• _Extracted data_:
━━━━━━━━━━━━━━━━

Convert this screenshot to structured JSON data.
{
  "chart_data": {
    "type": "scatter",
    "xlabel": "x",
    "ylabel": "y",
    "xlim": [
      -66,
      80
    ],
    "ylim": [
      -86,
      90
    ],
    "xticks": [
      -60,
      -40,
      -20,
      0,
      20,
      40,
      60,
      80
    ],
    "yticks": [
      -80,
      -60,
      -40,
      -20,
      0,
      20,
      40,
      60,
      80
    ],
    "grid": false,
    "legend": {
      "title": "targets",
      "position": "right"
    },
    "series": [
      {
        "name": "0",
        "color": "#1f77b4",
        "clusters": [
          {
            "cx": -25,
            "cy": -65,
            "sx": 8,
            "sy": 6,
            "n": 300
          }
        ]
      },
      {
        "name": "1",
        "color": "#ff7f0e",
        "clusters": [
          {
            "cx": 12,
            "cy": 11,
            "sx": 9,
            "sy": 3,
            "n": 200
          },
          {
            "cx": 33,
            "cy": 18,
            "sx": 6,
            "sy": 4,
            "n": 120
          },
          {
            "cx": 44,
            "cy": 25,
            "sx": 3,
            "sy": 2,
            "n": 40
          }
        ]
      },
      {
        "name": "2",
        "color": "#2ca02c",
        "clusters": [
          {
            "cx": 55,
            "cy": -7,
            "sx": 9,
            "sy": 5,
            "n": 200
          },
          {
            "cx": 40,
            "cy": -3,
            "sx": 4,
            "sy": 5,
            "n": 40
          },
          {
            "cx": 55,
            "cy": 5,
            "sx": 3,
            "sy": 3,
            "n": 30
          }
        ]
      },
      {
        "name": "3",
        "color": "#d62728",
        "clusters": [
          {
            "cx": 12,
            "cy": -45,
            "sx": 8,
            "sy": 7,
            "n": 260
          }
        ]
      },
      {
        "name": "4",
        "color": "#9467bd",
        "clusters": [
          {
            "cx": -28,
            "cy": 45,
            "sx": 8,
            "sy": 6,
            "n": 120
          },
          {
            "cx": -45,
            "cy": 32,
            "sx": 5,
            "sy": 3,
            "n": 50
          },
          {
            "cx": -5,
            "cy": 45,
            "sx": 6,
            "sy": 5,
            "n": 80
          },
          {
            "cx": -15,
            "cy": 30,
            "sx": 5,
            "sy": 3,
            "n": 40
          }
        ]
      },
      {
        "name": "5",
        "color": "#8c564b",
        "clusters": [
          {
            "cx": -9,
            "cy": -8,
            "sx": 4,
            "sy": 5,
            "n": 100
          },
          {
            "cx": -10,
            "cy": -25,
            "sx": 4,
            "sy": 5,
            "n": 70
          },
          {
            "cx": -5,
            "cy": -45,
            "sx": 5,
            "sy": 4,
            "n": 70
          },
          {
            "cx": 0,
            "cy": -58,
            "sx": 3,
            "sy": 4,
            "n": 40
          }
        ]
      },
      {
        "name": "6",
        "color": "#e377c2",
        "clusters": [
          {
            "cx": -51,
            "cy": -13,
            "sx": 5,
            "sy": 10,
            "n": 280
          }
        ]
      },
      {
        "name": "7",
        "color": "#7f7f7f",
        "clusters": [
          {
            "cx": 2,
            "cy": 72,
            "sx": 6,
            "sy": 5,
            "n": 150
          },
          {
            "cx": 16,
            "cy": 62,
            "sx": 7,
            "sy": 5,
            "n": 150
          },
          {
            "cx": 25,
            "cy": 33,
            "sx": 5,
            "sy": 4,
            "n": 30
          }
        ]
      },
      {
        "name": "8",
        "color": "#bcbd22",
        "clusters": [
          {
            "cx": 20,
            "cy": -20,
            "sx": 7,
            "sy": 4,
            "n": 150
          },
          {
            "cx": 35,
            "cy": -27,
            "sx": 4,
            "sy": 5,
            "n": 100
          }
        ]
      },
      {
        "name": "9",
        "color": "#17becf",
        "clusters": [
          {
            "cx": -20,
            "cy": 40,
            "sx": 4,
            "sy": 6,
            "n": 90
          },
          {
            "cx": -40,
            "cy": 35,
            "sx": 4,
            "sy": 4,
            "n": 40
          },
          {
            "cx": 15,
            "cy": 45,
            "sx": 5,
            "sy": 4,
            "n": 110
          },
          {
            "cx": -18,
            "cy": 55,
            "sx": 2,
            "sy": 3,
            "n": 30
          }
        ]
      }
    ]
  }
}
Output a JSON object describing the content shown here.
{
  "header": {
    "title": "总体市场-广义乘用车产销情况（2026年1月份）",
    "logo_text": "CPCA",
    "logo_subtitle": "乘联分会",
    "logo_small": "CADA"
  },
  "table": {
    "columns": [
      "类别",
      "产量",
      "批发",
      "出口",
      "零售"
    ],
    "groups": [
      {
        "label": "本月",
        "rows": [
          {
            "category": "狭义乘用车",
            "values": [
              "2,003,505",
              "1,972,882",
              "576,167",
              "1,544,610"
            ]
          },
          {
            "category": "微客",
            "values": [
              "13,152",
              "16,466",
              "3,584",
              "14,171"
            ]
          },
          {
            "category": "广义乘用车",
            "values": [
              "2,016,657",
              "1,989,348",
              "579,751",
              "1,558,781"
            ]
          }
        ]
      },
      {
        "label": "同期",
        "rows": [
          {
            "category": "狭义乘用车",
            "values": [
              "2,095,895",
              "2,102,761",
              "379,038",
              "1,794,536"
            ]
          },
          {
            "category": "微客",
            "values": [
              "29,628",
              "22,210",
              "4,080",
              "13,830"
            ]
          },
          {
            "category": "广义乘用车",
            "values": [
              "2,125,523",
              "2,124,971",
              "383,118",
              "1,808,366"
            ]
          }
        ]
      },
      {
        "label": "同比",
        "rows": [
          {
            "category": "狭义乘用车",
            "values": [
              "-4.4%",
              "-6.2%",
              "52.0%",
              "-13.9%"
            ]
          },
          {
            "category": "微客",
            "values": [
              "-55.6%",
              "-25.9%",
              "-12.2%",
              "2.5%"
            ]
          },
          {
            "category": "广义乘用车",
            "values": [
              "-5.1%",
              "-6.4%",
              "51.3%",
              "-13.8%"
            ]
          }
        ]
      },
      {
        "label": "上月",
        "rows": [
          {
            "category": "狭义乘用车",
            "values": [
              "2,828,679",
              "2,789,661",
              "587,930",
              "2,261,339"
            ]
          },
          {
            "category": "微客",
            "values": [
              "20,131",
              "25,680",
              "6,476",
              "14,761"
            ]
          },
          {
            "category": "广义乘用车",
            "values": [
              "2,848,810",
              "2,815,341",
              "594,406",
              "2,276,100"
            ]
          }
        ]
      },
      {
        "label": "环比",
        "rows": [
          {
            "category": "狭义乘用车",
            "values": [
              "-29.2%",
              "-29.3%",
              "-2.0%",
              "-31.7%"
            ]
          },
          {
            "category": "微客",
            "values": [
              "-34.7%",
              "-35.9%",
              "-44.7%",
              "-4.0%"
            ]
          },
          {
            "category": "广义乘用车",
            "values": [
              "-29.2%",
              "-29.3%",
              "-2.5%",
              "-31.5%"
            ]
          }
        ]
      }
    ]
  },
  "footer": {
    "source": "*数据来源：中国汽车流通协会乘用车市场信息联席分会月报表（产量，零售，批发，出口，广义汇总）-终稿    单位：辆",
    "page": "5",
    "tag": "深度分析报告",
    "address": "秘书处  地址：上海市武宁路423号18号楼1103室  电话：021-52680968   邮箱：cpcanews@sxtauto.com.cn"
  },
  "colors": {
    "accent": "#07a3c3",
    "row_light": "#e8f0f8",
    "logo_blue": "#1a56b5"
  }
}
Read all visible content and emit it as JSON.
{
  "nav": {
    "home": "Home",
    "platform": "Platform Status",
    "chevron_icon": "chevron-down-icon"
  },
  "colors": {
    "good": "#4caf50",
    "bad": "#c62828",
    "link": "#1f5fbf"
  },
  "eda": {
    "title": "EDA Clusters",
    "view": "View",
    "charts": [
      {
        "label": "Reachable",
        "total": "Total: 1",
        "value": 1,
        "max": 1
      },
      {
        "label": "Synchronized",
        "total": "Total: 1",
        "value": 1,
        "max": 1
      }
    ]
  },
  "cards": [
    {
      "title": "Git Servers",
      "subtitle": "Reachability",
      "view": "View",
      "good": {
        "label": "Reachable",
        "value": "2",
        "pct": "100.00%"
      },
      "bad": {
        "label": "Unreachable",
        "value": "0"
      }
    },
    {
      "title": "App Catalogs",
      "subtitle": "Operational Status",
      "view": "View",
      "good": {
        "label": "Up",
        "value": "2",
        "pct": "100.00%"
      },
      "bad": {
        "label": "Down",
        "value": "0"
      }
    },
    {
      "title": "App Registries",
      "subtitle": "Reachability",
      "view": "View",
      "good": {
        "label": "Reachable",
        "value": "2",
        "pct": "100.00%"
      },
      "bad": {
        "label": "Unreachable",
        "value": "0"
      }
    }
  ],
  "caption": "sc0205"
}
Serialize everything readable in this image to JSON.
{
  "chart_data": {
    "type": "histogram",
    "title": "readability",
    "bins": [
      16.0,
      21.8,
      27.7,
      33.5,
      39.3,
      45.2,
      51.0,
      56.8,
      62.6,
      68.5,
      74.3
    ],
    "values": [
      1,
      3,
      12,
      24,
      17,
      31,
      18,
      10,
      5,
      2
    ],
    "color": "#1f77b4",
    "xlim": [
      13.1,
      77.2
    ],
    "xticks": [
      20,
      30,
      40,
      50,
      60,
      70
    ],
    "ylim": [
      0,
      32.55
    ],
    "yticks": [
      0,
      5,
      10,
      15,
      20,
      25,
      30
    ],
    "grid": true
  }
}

━━━━━━━━━━━━━━━━

• _Task details_:
How many of the listing's lines contain "name"? Respond with a single number and nothing else.

• _Expected answer_:
10